===== LISTING =====

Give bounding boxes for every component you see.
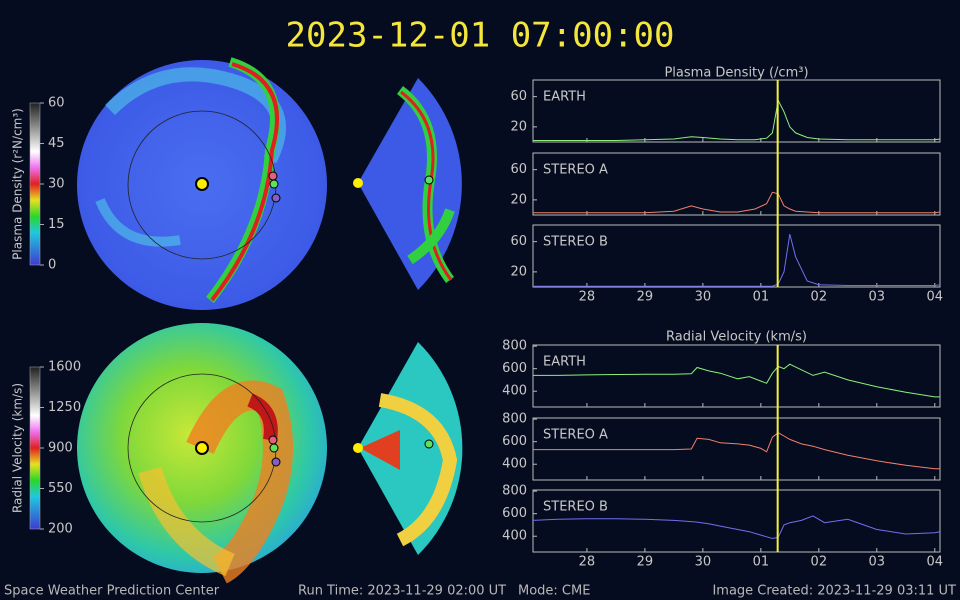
colorbar-tick-label: 0	[48, 258, 56, 273]
y-tick-label: 20	[510, 264, 527, 279]
y-tick-label: 400	[502, 384, 527, 399]
panel-label: STEREO B	[543, 500, 608, 515]
y-tick-label: 20	[510, 119, 527, 134]
x-tick-label: 03	[869, 290, 886, 305]
x-tick-label: 02	[811, 290, 828, 305]
series-line	[533, 432, 940, 470]
colorbar-tick-label: 200	[48, 522, 73, 537]
y-tick-label: 800	[502, 484, 527, 499]
x-tick-label: 30	[695, 290, 712, 305]
x-tick-label: 04	[927, 290, 944, 305]
series-line	[532, 515, 941, 540]
x-tick-label: 04	[927, 555, 944, 570]
x-tick-label: 30	[695, 555, 712, 570]
panel-frame	[532, 224, 941, 288]
colorbar-tick-label: 15	[48, 217, 65, 232]
footer-created: Image Created: 2023-11-29 03:11 UT	[712, 584, 956, 599]
x-tick-label: 29	[637, 555, 654, 570]
colorbar-tick-label: 30	[48, 177, 65, 192]
velocity-disk	[77, 323, 463, 584]
colorbar-tick-label: 45	[48, 136, 65, 151]
y-tick-label: 60	[510, 162, 527, 177]
x-tick-label: 28	[579, 555, 596, 570]
y-tick-label: 600	[502, 506, 527, 521]
y-tick-label: 800	[502, 412, 527, 427]
y-tick-label: 400	[502, 457, 527, 472]
x-tick-label: 01	[753, 555, 770, 570]
colorbar	[29, 366, 41, 530]
series-line	[533, 191, 941, 214]
y-tick-label: 20	[510, 192, 527, 207]
panel-label: STEREO A	[543, 428, 608, 443]
footer-mode: Mode: CME	[518, 584, 590, 599]
panel-frame	[532, 417, 941, 481]
panel-frame	[532, 489, 941, 553]
series-line	[533, 363, 940, 398]
footer-org: Space Weather Prediction Center	[4, 584, 220, 599]
series-line	[533, 233, 941, 287]
panel-label: STEREO B	[543, 235, 608, 250]
chart-title: Plasma Density (/cm³)	[664, 66, 808, 81]
x-tick-label: 01	[753, 290, 770, 305]
y-tick-label: 600	[502, 434, 527, 449]
panel-frame	[532, 344, 941, 408]
chart-title: Radial Velocity (km/s)	[666, 330, 807, 345]
panel-label: EARTH	[543, 355, 586, 370]
density-disk	[77, 57, 462, 310]
y-tick-label: 800	[502, 339, 527, 354]
footer-run: Run Time: 2023-11-29 02:00 UT	[298, 584, 506, 599]
colorbar-tick-label: 550	[48, 481, 73, 496]
colorbar	[29, 102, 41, 266]
panel-frame	[532, 152, 941, 216]
colorbar-tick-label: 60	[48, 96, 65, 111]
colorbar-tick-label: 900	[48, 441, 73, 456]
time-header: 2023-12-01 07:00:00	[286, 16, 675, 56]
x-tick-label: 02	[811, 555, 828, 570]
y-tick-label: 60	[510, 89, 527, 104]
panel-frame	[532, 79, 941, 143]
x-tick-label: 03	[869, 555, 886, 570]
colorbar-label: Plasma Density (r²N/cm³)	[11, 108, 25, 260]
y-tick-label: 400	[502, 529, 527, 544]
panel-label: EARTH	[543, 90, 586, 105]
y-tick-label: 60	[510, 234, 527, 249]
y-tick-label: 600	[502, 361, 527, 376]
panel-label: STEREO A	[543, 163, 608, 178]
x-tick-label: 29	[637, 290, 654, 305]
colorbar-label: Radial Velocity (km/s)	[11, 383, 25, 513]
series-line	[533, 98, 941, 141]
colorbar-tick-label: 1250	[48, 400, 81, 415]
colorbar-tick-label: 1600	[48, 360, 81, 375]
x-tick-label: 28	[579, 290, 596, 305]
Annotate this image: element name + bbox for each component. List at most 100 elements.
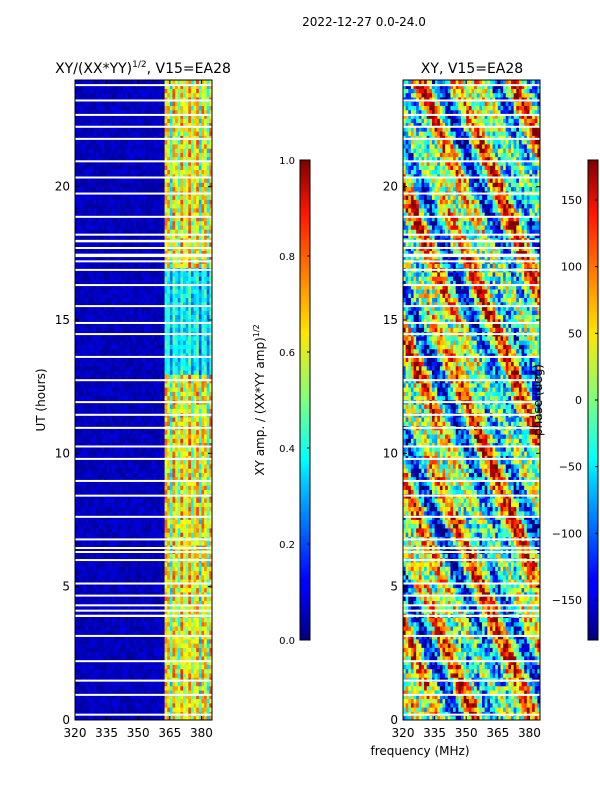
- heatmap-cell: [132, 336, 136, 341]
- heatmap-cell: [82, 464, 86, 469]
- heatmap-cell: [209, 446, 213, 452]
- heatmap-cell: [135, 566, 139, 572]
- heatmap-cell: [209, 647, 213, 653]
- heatmap-cell: [106, 630, 110, 636]
- heatmap-cell: [196, 570, 200, 576]
- heatmap-cell: [103, 702, 108, 708]
- heatmap-cell: [88, 574, 92, 580]
- heatmap-cell: [140, 702, 144, 708]
- heatmap-cell: [167, 344, 171, 350]
- heatmap-cell: [127, 647, 131, 653]
- heatmap-cell: [185, 587, 189, 593]
- heatmap-cell: [206, 647, 210, 653]
- heatmap-cell: [138, 698, 142, 704]
- heatmap-cell: [103, 502, 108, 508]
- heatmap-cell: [122, 472, 126, 478]
- heatmap-cell: [148, 707, 152, 712]
- heatmap-cell: [90, 451, 94, 456]
- heatmap-cell: [196, 681, 200, 687]
- heatmap-cell: [125, 626, 129, 631]
- heatmap-cell: [188, 583, 192, 589]
- heatmap-cell: [143, 417, 147, 422]
- heatmap-cell: [140, 455, 144, 461]
- heatmap-cell: [106, 540, 110, 546]
- heatmap-cell: [164, 314, 168, 320]
- heatmap-cell: [206, 604, 210, 610]
- heatmap-cell: [177, 404, 181, 409]
- heatmap-cell: [209, 502, 213, 508]
- heatmap-cell: [88, 681, 92, 687]
- heatmap-cell: [106, 442, 110, 448]
- heatmap-cell: [188, 702, 192, 708]
- heatmap-cell: [169, 489, 173, 495]
- heatmap-cell: [119, 438, 123, 444]
- heatmap-cell: [183, 523, 187, 529]
- heatmap-cell: [164, 327, 168, 333]
- heatmap-cell: [177, 570, 181, 576]
- heatmap-cell: [190, 489, 194, 495]
- heatmap-cell: [85, 664, 89, 670]
- heatmap-cell: [198, 647, 202, 653]
- heatmap-cell: [169, 382, 173, 388]
- heatmap-cell: [77, 626, 81, 631]
- heatmap-cell: [206, 583, 210, 589]
- heatmap-cell: [175, 587, 179, 593]
- heatmap-cell: [77, 502, 81, 508]
- heatmap-cell: [88, 442, 92, 448]
- heatmap-cell: [117, 323, 121, 328]
- heatmap-cell: [85, 626, 89, 631]
- heatmap-cell: [172, 643, 176, 648]
- heatmap-cell: [148, 570, 152, 576]
- heatmap-cell: [101, 421, 105, 426]
- heatmap-cell: [111, 574, 115, 580]
- heatmap-cell: [80, 481, 84, 486]
- heatmap-cell: [130, 472, 134, 478]
- heatmap-cell: [75, 446, 79, 452]
- heatmap-cell: [156, 434, 160, 439]
- heatmap-cell: [164, 459, 168, 465]
- heatmap-cell: [119, 656, 123, 661]
- heatmap-cell: [80, 387, 84, 392]
- heatmap-cell: [185, 374, 189, 380]
- heatmap-cell: [109, 523, 113, 529]
- heatmap-cell: [143, 476, 147, 482]
- heatmap-cell: [114, 621, 118, 627]
- heatmap-cell: [175, 314, 179, 320]
- heatmap-cell: [169, 656, 173, 661]
- heatmap-cell: [119, 340, 123, 345]
- heatmap-cell: [196, 421, 200, 426]
- heatmap-cell: [190, 681, 194, 687]
- heatmap-cell: [127, 690, 131, 695]
- heatmap-cell: [180, 647, 184, 653]
- heatmap-cell: [135, 459, 139, 465]
- heatmap-cell: [122, 344, 126, 350]
- heatmap-cell: [109, 681, 113, 687]
- heatmap-cell: [111, 690, 115, 695]
- heatmap-cell: [88, 357, 92, 362]
- heatmap-cell: [185, 434, 189, 439]
- heatmap-cell: [196, 694, 200, 700]
- heatmap-cell: [90, 690, 94, 695]
- heatmap-cell: [98, 468, 102, 473]
- heatmap-cell: [103, 634, 108, 640]
- heatmap-cell: [196, 685, 200, 691]
- heatmap-cell: [109, 451, 113, 456]
- heatmap-cell: [127, 327, 131, 333]
- heatmap-cell: [138, 417, 142, 422]
- heatmap-cell: [167, 519, 171, 525]
- heatmap-cell: [88, 314, 92, 320]
- heatmap-cell: [151, 668, 155, 674]
- heatmap-cell: [185, 417, 189, 422]
- heatmap-cell: [198, 528, 202, 533]
- heatmap-cell: [206, 532, 210, 537]
- heatmap-cell: [193, 519, 197, 525]
- heatmap-cell: [132, 532, 136, 537]
- heatmap-cell: [169, 617, 173, 623]
- heatmap-cell: [180, 348, 184, 354]
- heatmap-cell: [190, 617, 194, 623]
- heatmap-cell: [90, 681, 94, 687]
- heatmap-cell: [140, 574, 144, 580]
- heatmap-cell: [75, 596, 79, 601]
- heatmap-cell: [185, 421, 189, 426]
- heatmap-cell: [188, 600, 192, 606]
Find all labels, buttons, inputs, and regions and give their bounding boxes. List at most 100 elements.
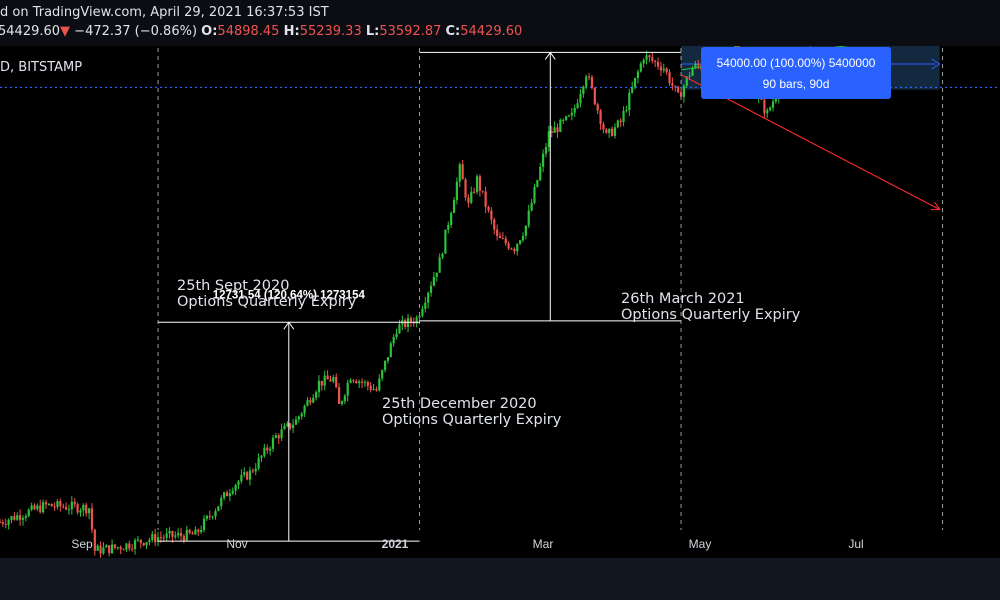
candle-body — [478, 176, 481, 191]
candle-body — [567, 115, 571, 117]
down-arrow-icon: ▼ — [60, 24, 71, 39]
range-measure-tooltip — [701, 47, 892, 99]
candle-body — [197, 529, 200, 533]
low-label: L: — [365, 24, 380, 39]
candle-body — [237, 481, 240, 486]
candle-body — [294, 419, 298, 425]
open-value: 54898.45 — [217, 24, 280, 39]
candle-body — [636, 71, 640, 78]
candle-body — [228, 493, 231, 497]
candle-body — [395, 333, 398, 337]
candle-body — [205, 515, 208, 519]
candle-body — [286, 423, 289, 426]
candle-body — [234, 485, 237, 491]
candle-body — [27, 509, 30, 517]
candle-body — [429, 285, 433, 293]
expiry-label-text-1: Options Quarterly Expiry — [177, 294, 357, 310]
candle-body — [501, 238, 504, 240]
candle-body — [263, 447, 266, 456]
candle-body — [622, 111, 625, 123]
candle-body — [340, 401, 344, 404]
candle-body — [171, 531, 174, 537]
candle-body — [441, 253, 444, 258]
candle-body — [39, 505, 42, 513]
candle-body — [458, 164, 461, 182]
candle-body — [116, 547, 119, 549]
candle-body — [633, 77, 637, 88]
candle-body — [654, 60, 657, 62]
candle-body — [139, 539, 142, 543]
candle-body — [496, 229, 499, 236]
candle-body — [62, 506, 65, 508]
candle-body — [427, 292, 430, 303]
candle-body — [240, 474, 243, 482]
price-change: −472.37 (−0.86%) — [74, 24, 198, 39]
candle-body — [346, 382, 349, 396]
candle-body — [570, 112, 573, 116]
candle-body — [7, 519, 10, 525]
candle-body — [593, 87, 596, 105]
candle-body — [418, 315, 421, 318]
candle-body — [355, 381, 358, 384]
candle-body — [248, 470, 252, 480]
candle-body — [154, 534, 157, 543]
candle-body — [610, 128, 614, 136]
candle-body — [24, 516, 27, 518]
candle-body — [369, 385, 372, 390]
candle-body — [151, 534, 154, 540]
candle-body — [56, 501, 59, 507]
candle-body — [389, 343, 392, 358]
candle-body — [70, 501, 73, 510]
candle-body — [343, 395, 346, 402]
close-label: C: — [445, 24, 461, 39]
candle-body — [246, 472, 249, 480]
expiry-label-text-2: Options Quarterly Expiry — [382, 412, 562, 428]
candle-body — [438, 257, 441, 273]
candle-body — [53, 506, 56, 508]
candle-body — [421, 308, 424, 316]
x-tick-label: 2021 — [382, 537, 409, 551]
candle-body — [19, 515, 22, 520]
candle-body — [67, 509, 71, 511]
candle-body — [524, 225, 527, 236]
candle-body — [590, 77, 594, 88]
candle-body — [352, 380, 355, 382]
candle-body — [108, 545, 111, 554]
candle-body — [386, 357, 390, 361]
candle-body — [771, 101, 775, 108]
candle-body — [191, 533, 194, 535]
candle-body — [564, 116, 568, 120]
candle-body — [363, 381, 367, 383]
candle-body — [404, 320, 407, 327]
candle-body — [254, 468, 257, 472]
candle-body — [30, 505, 33, 510]
candle-body — [677, 86, 680, 93]
candle-body — [358, 381, 361, 384]
range-measure-label-1: 54000.00 (100.00%) 5400000 — [717, 56, 876, 70]
candle-body — [82, 504, 85, 511]
candle-body — [582, 86, 585, 95]
candle-body — [645, 55, 648, 60]
candle-body — [87, 508, 91, 514]
candle-body — [312, 397, 315, 403]
candle-body — [231, 490, 234, 494]
candle-body — [602, 124, 605, 130]
candle-body — [668, 72, 671, 84]
candle-body — [335, 376, 338, 388]
candle-body — [47, 503, 50, 505]
open-label: O: — [201, 24, 218, 39]
candle-body — [90, 508, 94, 530]
candle-body — [651, 57, 654, 61]
high-label: H: — [283, 24, 300, 39]
expiry-label-date-3: 26th March 2021 — [621, 291, 745, 307]
expiry-label-date-1: 25th Sept 2020 — [177, 278, 289, 294]
candle-body — [596, 104, 599, 111]
candle-body — [444, 229, 447, 254]
candle-body — [447, 224, 450, 230]
candle-body — [185, 529, 188, 541]
expiry-label-text-3: Options Quarterly Expiry — [621, 307, 801, 323]
candle-body — [605, 129, 608, 133]
candle-body — [452, 200, 456, 213]
candle-body — [697, 63, 700, 66]
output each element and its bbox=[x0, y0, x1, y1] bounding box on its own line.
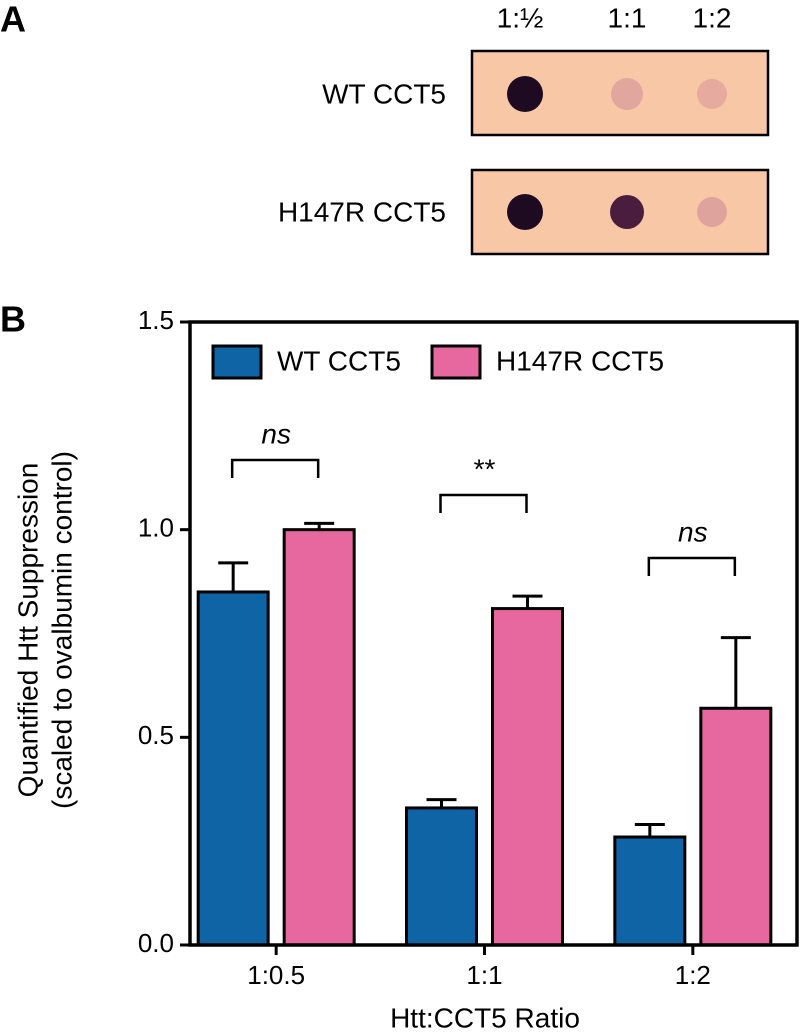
significance-bracket bbox=[647, 556, 737, 576]
x-axis-title: Htt:CCT5 Ratio bbox=[390, 1002, 580, 1033]
legend-label: WT CCT5 bbox=[277, 345, 401, 376]
row-label: WT CCT5 bbox=[322, 78, 446, 109]
significance-label: ns bbox=[678, 516, 708, 547]
column-label: 1:½ bbox=[497, 2, 544, 33]
bar bbox=[613, 835, 687, 947]
legend-swatch bbox=[430, 344, 482, 380]
y-tick-label: 1.5 bbox=[138, 305, 174, 335]
panel-label: A bbox=[0, 0, 26, 40]
x-tick-label: 1:1 bbox=[466, 960, 502, 990]
bar bbox=[491, 607, 564, 947]
blot-dot bbox=[507, 194, 543, 230]
blot-dot bbox=[611, 78, 643, 110]
bar bbox=[196, 590, 270, 947]
row-label: H147R CCT5 bbox=[278, 196, 446, 227]
significance-bracket bbox=[439, 493, 528, 513]
x-tick-label: 1:2 bbox=[675, 960, 711, 990]
x-tick-label: 1:0.5 bbox=[247, 960, 305, 990]
panel-label: B bbox=[0, 299, 26, 340]
bar bbox=[699, 706, 773, 947]
y-tick-label: 0.5 bbox=[138, 720, 174, 750]
significance-label: ** bbox=[474, 453, 496, 484]
significance-label: ns bbox=[261, 418, 291, 449]
column-label: 1:2 bbox=[693, 2, 732, 33]
bar bbox=[405, 806, 478, 947]
y-axis-title: (scaled to ovalbumin control) bbox=[46, 451, 77, 809]
blot-dot bbox=[697, 79, 727, 109]
blot-dot bbox=[507, 76, 543, 112]
significance-bracket bbox=[230, 458, 320, 478]
y-tick-label: 1.0 bbox=[138, 513, 174, 543]
blot-dot bbox=[610, 195, 644, 229]
legend-swatch bbox=[211, 344, 263, 380]
y-tick-label: 0.0 bbox=[138, 928, 174, 958]
bar bbox=[282, 528, 356, 947]
y-axis-title: Quantified Htt Suppression bbox=[12, 463, 43, 798]
blot-dot bbox=[697, 197, 727, 227]
column-label: 1:1 bbox=[608, 2, 647, 33]
legend-label: H147R CCT5 bbox=[496, 345, 664, 376]
plot-frame bbox=[188, 320, 799, 947]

=====

WHAT TO DO
Reproduce the lines of the material above verbatim, starting at the line that contains "significance-bracket bbox=[647, 556, 737, 576]" and ending at the line that contains "column-label: 1:2 bbox=[693, 2, 732, 33]", with both of those lines included.

FULL ANSWER
significance-bracket bbox=[647, 556, 737, 576]
x-axis-title: Htt:CCT5 Ratio bbox=[390, 1002, 580, 1033]
legend-label: WT CCT5 bbox=[277, 345, 401, 376]
row-label: WT CCT5 bbox=[322, 78, 446, 109]
significance-label: ns bbox=[678, 516, 708, 547]
column-label: 1:½ bbox=[497, 2, 544, 33]
bar bbox=[613, 835, 687, 947]
legend-swatch bbox=[430, 344, 482, 380]
y-tick-label: 1.5 bbox=[138, 305, 174, 335]
panel-label: A bbox=[0, 0, 26, 40]
x-tick-label: 1:1 bbox=[466, 960, 502, 990]
bar bbox=[491, 607, 564, 947]
blot-dot bbox=[507, 194, 543, 230]
blot-dot bbox=[611, 78, 643, 110]
bar bbox=[196, 590, 270, 947]
row-label: H147R CCT5 bbox=[278, 196, 446, 227]
significance-bracket bbox=[439, 493, 528, 513]
x-tick-label: 1:2 bbox=[675, 960, 711, 990]
x-tick-label: 1:0.5 bbox=[247, 960, 305, 990]
panel-label: B bbox=[0, 299, 26, 340]
bar bbox=[699, 706, 773, 947]
y-tick-label: 0.5 bbox=[138, 720, 174, 750]
significance-label: ** bbox=[474, 453, 496, 484]
significance-label: ns bbox=[261, 418, 291, 449]
column-label: 1:2 bbox=[693, 2, 732, 33]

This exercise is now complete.